┌─ DATA IN THIS EXERCISE
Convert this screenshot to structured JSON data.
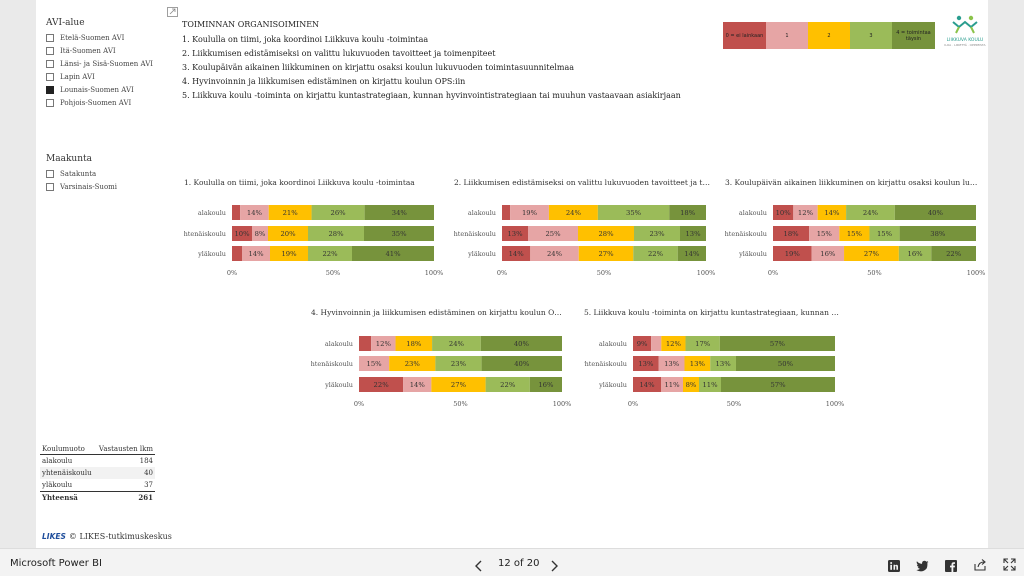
{
  "avi_slicer": {
    "title": "AVI-alue",
    "items": [
      {
        "label": "Etelä-Suomen AVI",
        "checked": false
      },
      {
        "label": "Itä-Suomen AVI",
        "checked": false
      },
      {
        "label": "Länsi- ja Sisä-Suomen AVI",
        "checked": false
      },
      {
        "label": "Lapin AVI",
        "checked": false
      },
      {
        "label": "Lounais-Suomen AVI",
        "checked": true
      },
      {
        "label": "Pohjois-Suomen AVI",
        "checked": false
      }
    ]
  },
  "maakunta_slicer": {
    "title": "Maakunta",
    "items": [
      {
        "label": "Satakunta",
        "checked": false
      },
      {
        "label": "Varsinais-Suomi",
        "checked": false
      }
    ]
  },
  "header": {
    "title": "TOIMINNAN ORGANISOIMINEN",
    "lines": [
      "1. Koululla on tiimi, joka koordinoi Liikkuva koulu -toimintaa",
      "2. Liikkumisen edistämiseksi on valittu lukuvuoden tavoitteet ja toimenpiteet",
      "3. Koulupäivän aikainen liikkuminen on kirjattu osaksi koulun lukuvuoden toimintasuunnitelmaa",
      "4. Hyvinvoinnin ja liikkumisen edistäminen on kirjattu koulun OPS:iin",
      "5. Liikkuva koulu -toiminta on kirjattu kuntastrategiaan, kunnan hyvinvointistrategiaan tai muuhun vastaavaan asiakirjaan"
    ]
  },
  "scale_legend": [
    {
      "label": "0 = ei lainkaan",
      "color": "#c0504d"
    },
    {
      "label": "1",
      "color": "#e6a5a5"
    },
    {
      "label": "2",
      "color": "#ffc000"
    },
    {
      "label": "3",
      "color": "#9bbb59"
    },
    {
      "label": "4 = toimintaa täysin",
      "color": "#77933c"
    }
  ],
  "logo": {
    "text": "LIIKKUVA KOULU",
    "subtext": "ILOA · LIIKETTÄ · OPPIMISTA"
  },
  "colors": [
    "#c0504d",
    "#e6a5a5",
    "#ffc000",
    "#9bbb59",
    "#77933c"
  ],
  "chart_data": [
    {
      "type": "bar",
      "title": "1. Koululla on tiimi, joka koordinoi Liikkuva koulu -toimintaa",
      "categories": [
        "alakoulu",
        "yhtenäiskoulu",
        "yläkoulu"
      ],
      "stacked_percent": true,
      "xticks": [
        "0%",
        "50%",
        "100%"
      ],
      "rows": [
        {
          "values": [
            4,
            14,
            21,
            26,
            34
          ],
          "labels": [
            "",
            "14%",
            "21%",
            "26%",
            "34%"
          ]
        },
        {
          "values": [
            10,
            8,
            20,
            28,
            35
          ],
          "labels": [
            "10%",
            "8%",
            "20%",
            "28%",
            "35%"
          ]
        },
        {
          "values": [
            5,
            14,
            19,
            22,
            41
          ],
          "labels": [
            "",
            "14%",
            "19%",
            "22%",
            "41%"
          ]
        }
      ]
    },
    {
      "type": "bar",
      "title": "2. Liikkumisen edistämiseksi on valittu lukuvuoden tavoitteet ja to...",
      "categories": [
        "alakoulu",
        "yhtenäiskoulu",
        "yläkoulu"
      ],
      "stacked_percent": true,
      "xticks": [
        "0%",
        "50%",
        "100%"
      ],
      "rows": [
        {
          "values": [
            4,
            19,
            24,
            35,
            18
          ],
          "labels": [
            "",
            "19%",
            "24%",
            "35%",
            "18%"
          ]
        },
        {
          "values": [
            13,
            25,
            28,
            23,
            13
          ],
          "labels": [
            "13%",
            "25%",
            "28%",
            "23%",
            "13%"
          ]
        },
        {
          "values": [
            14,
            24,
            27,
            22,
            14
          ],
          "labels": [
            "14%",
            "24%",
            "27%",
            "22%",
            "14%"
          ]
        }
      ]
    },
    {
      "type": "bar",
      "title": "3. Koulupäivän aikainen liikkuminen on kirjattu osaksi koulun luk...",
      "categories": [
        "alakoulu",
        "yhtenäiskoulu",
        "yläkoulu"
      ],
      "stacked_percent": true,
      "xticks": [
        "0%",
        "50%",
        "100%"
      ],
      "rows": [
        {
          "values": [
            10,
            12,
            14,
            24,
            40
          ],
          "labels": [
            "10%",
            "12%",
            "14%",
            "24%",
            "40%"
          ]
        },
        {
          "values": [
            18,
            15,
            15,
            15,
            38
          ],
          "labels": [
            "18%",
            "15%",
            "15%",
            "15%",
            "38%"
          ]
        },
        {
          "values": [
            19,
            16,
            27,
            16,
            22
          ],
          "labels": [
            "19%",
            "16%",
            "27%",
            "16%",
            "22%"
          ]
        }
      ]
    },
    {
      "type": "bar",
      "title": "4. Hyvinvoinnin ja liikkumisen edistäminen on kirjattu koulun OPS...",
      "categories": [
        "alakoulu",
        "yhtenäiskoulu",
        "yläkoulu"
      ],
      "stacked_percent": true,
      "xticks": [
        "0%",
        "50%",
        "100%"
      ],
      "rows": [
        {
          "values": [
            6,
            12,
            18,
            24,
            40
          ],
          "labels": [
            "",
            "12%",
            "18%",
            "24%",
            "40%"
          ]
        },
        {
          "values": [
            0,
            15,
            23,
            23,
            40
          ],
          "labels": [
            "",
            "15%",
            "23%",
            "23%",
            "40%"
          ]
        },
        {
          "values": [
            22,
            14,
            27,
            22,
            16
          ],
          "labels": [
            "22%",
            "14%",
            "27%",
            "22%",
            "16%"
          ]
        }
      ]
    },
    {
      "type": "bar",
      "title": "5. Liikkuva koulu -toiminta on kirjattu kuntastrategiaan, kunnan h...",
      "categories": [
        "alakoulu",
        "yhtenäiskoulu",
        "yläkoulu"
      ],
      "stacked_percent": true,
      "xticks": [
        "0%",
        "50%",
        "100%"
      ],
      "rows": [
        {
          "values": [
            9,
            5,
            12,
            17,
            57
          ],
          "labels": [
            "9%",
            "",
            "12%",
            "17%",
            "57%"
          ]
        },
        {
          "values": [
            13,
            13,
            13,
            13,
            50
          ],
          "labels": [
            "13%",
            "13%",
            "13%",
            "13%",
            "50%"
          ]
        },
        {
          "values": [
            14,
            11,
            8,
            11,
            57
          ],
          "labels": [
            "14%",
            "11%",
            "8%",
            "11%",
            "57%"
          ]
        }
      ]
    }
  ],
  "table": {
    "headers": [
      "Koulumuoto",
      "Vastausten lkm"
    ],
    "rows": [
      {
        "name": "alakoulu",
        "count": "184"
      },
      {
        "name": "yhtenäiskoulu",
        "count": "40"
      },
      {
        "name": "yläkoulu",
        "count": "37"
      }
    ],
    "total": {
      "name": "Yhteensä",
      "count": "261"
    }
  },
  "credit": {
    "logo": "LIKES",
    "text": "© LIKES-tutkimuskeskus"
  },
  "footer": {
    "app": "Microsoft Power BI",
    "page": "12 of 20"
  },
  "icons": [
    "expand-icon",
    "prev-page-icon",
    "next-page-icon",
    "linkedin-icon",
    "twitter-icon",
    "facebook-icon",
    "share-icon",
    "fullscreen-icon"
  ]
}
└─
- WRITTEN INSTRUCTION: Exclude the images and reproduce the remaining data exactly.

- OUTPUT OF THE EXERCISE:
Convert this screenshot to structured JSON data.
{
  "avi_slicer": {
    "title": "AVI-alue",
    "items": [
      {
        "label": "Etelä-Suomen AVI",
        "checked": false
      },
      {
        "label": "Itä-Suomen AVI",
        "checked": false
      },
      {
        "label": "Länsi- ja Sisä-Suomen AVI",
        "checked": false
      },
      {
        "label": "Lapin AVI",
        "checked": false
      },
      {
        "label": "Lounais-Suomen AVI",
        "checked": true
      },
      {
        "label": "Pohjois-Suomen AVI",
        "checked": false
      }
    ]
  },
  "maakunta_slicer": {
    "title": "Maakunta",
    "items": [
      {
        "label": "Satakunta",
        "checked": false
      },
      {
        "label": "Varsinais-Suomi",
        "checked": false
      }
    ]
  },
  "header": {
    "title": "TOIMINNAN ORGANISOIMINEN",
    "lines": [
      "1. Koululla on tiimi, joka koordinoi Liikkuva koulu -toimintaa",
      "2. Liikkumisen edistämiseksi on valittu lukuvuoden tavoitteet ja toimenpiteet",
      "3. Koulupäivän aikainen liikkuminen on kirjattu osaksi koulun lukuvuoden toimintasuunnitelmaa",
      "4. Hyvinvoinnin ja liikkumisen edistäminen on kirjattu koulun OPS:iin",
      "5. Liikkuva koulu -toiminta on kirjattu kuntastrategiaan, kunnan hyvinvointistrategiaan tai muuhun vastaavaan asiakirjaan"
    ]
  },
  "scale_legend": [
    {
      "label": "0 = ei lainkaan",
      "color": "#c0504d"
    },
    {
      "label": "1",
      "color": "#e6a5a5"
    },
    {
      "label": "2",
      "color": "#ffc000"
    },
    {
      "label": "3",
      "color": "#9bbb59"
    },
    {
      "label": "4 = toimintaa täysin",
      "color": "#77933c"
    }
  ],
  "logo": {
    "text": "LIIKKUVA KOULU",
    "subtext": "ILOA · LIIKETTÄ · OPPIMISTA"
  },
  "colors": [
    "#c0504d",
    "#e6a5a5",
    "#ffc000",
    "#9bbb59",
    "#77933c"
  ],
  "chart_data": [
    {
      "type": "bar",
      "title": "1. Koululla on tiimi, joka koordinoi Liikkuva koulu -toimintaa",
      "categories": [
        "alakoulu",
        "yhtenäiskoulu",
        "yläkoulu"
      ],
      "stacked_percent": true,
      "xticks": [
        "0%",
        "50%",
        "100%"
      ],
      "rows": [
        {
          "values": [
            4,
            14,
            21,
            26,
            34
          ],
          "labels": [
            "",
            "14%",
            "21%",
            "26%",
            "34%"
          ]
        },
        {
          "values": [
            10,
            8,
            20,
            28,
            35
          ],
          "labels": [
            "10%",
            "8%",
            "20%",
            "28%",
            "35%"
          ]
        },
        {
          "values": [
            5,
            14,
            19,
            22,
            41
          ],
          "labels": [
            "",
            "14%",
            "19%",
            "22%",
            "41%"
          ]
        }
      ]
    },
    {
      "type": "bar",
      "title": "2. Liikkumisen edistämiseksi on valittu lukuvuoden tavoitteet ja to...",
      "categories": [
        "alakoulu",
        "yhtenäiskoulu",
        "yläkoulu"
      ],
      "stacked_percent": true,
      "xticks": [
        "0%",
        "50%",
        "100%"
      ],
      "rows": [
        {
          "values": [
            4,
            19,
            24,
            35,
            18
          ],
          "labels": [
            "",
            "19%",
            "24%",
            "35%",
            "18%"
          ]
        },
        {
          "values": [
            13,
            25,
            28,
            23,
            13
          ],
          "labels": [
            "13%",
            "25%",
            "28%",
            "23%",
            "13%"
          ]
        },
        {
          "values": [
            14,
            24,
            27,
            22,
            14
          ],
          "labels": [
            "14%",
            "24%",
            "27%",
            "22%",
            "14%"
          ]
        }
      ]
    },
    {
      "type": "bar",
      "title": "3. Koulupäivän aikainen liikkuminen on kirjattu osaksi koulun luk...",
      "categories": [
        "alakoulu",
        "yhtenäiskoulu",
        "yläkoulu"
      ],
      "stacked_percent": true,
      "xticks": [
        "0%",
        "50%",
        "100%"
      ],
      "rows": [
        {
          "values": [
            10,
            12,
            14,
            24,
            40
          ],
          "labels": [
            "10%",
            "12%",
            "14%",
            "24%",
            "40%"
          ]
        },
        {
          "values": [
            18,
            15,
            15,
            15,
            38
          ],
          "labels": [
            "18%",
            "15%",
            "15%",
            "15%",
            "38%"
          ]
        },
        {
          "values": [
            19,
            16,
            27,
            16,
            22
          ],
          "labels": [
            "19%",
            "16%",
            "27%",
            "16%",
            "22%"
          ]
        }
      ]
    },
    {
      "type": "bar",
      "title": "4. Hyvinvoinnin ja liikkumisen edistäminen on kirjattu koulun OPS...",
      "categories": [
        "alakoulu",
        "yhtenäiskoulu",
        "yläkoulu"
      ],
      "stacked_percent": true,
      "xticks": [
        "0%",
        "50%",
        "100%"
      ],
      "rows": [
        {
          "values": [
            6,
            12,
            18,
            24,
            40
          ],
          "labels": [
            "",
            "12%",
            "18%",
            "24%",
            "40%"
          ]
        },
        {
          "values": [
            0,
            15,
            23,
            23,
            40
          ],
          "labels": [
            "",
            "15%",
            "23%",
            "23%",
            "40%"
          ]
        },
        {
          "values": [
            22,
            14,
            27,
            22,
            16
          ],
          "labels": [
            "22%",
            "14%",
            "27%",
            "22%",
            "16%"
          ]
        }
      ]
    },
    {
      "type": "bar",
      "title": "5. Liikkuva koulu -toiminta on kirjattu kuntastrategiaan, kunnan h...",
      "categories": [
        "alakoulu",
        "yhtenäiskoulu",
        "yläkoulu"
      ],
      "stacked_percent": true,
      "xticks": [
        "0%",
        "50%",
        "100%"
      ],
      "rows": [
        {
          "values": [
            9,
            5,
            12,
            17,
            57
          ],
          "labels": [
            "9%",
            "",
            "12%",
            "17%",
            "57%"
          ]
        },
        {
          "values": [
            13,
            13,
            13,
            13,
            50
          ],
          "labels": [
            "13%",
            "13%",
            "13%",
            "13%",
            "50%"
          ]
        },
        {
          "values": [
            14,
            11,
            8,
            11,
            57
          ],
          "labels": [
            "14%",
            "11%",
            "8%",
            "11%",
            "57%"
          ]
        }
      ]
    }
  ],
  "table": {
    "headers": [
      "Koulumuoto",
      "Vastausten lkm"
    ],
    "rows": [
      {
        "name": "alakoulu",
        "count": "184"
      },
      {
        "name": "yhtenäiskoulu",
        "count": "40"
      },
      {
        "name": "yläkoulu",
        "count": "37"
      }
    ],
    "total": {
      "name": "Yhteensä",
      "count": "261"
    }
  },
  "credit": {
    "logo": "LIKES",
    "text": "© LIKES-tutkimuskeskus"
  },
  "footer": {
    "app": "Microsoft Power BI",
    "page": "12 of 20"
  },
  "icons": [
    "expand-icon",
    "prev-page-icon",
    "next-page-icon",
    "linkedin-icon",
    "twitter-icon",
    "facebook-icon",
    "share-icon",
    "fullscreen-icon"
  ]
}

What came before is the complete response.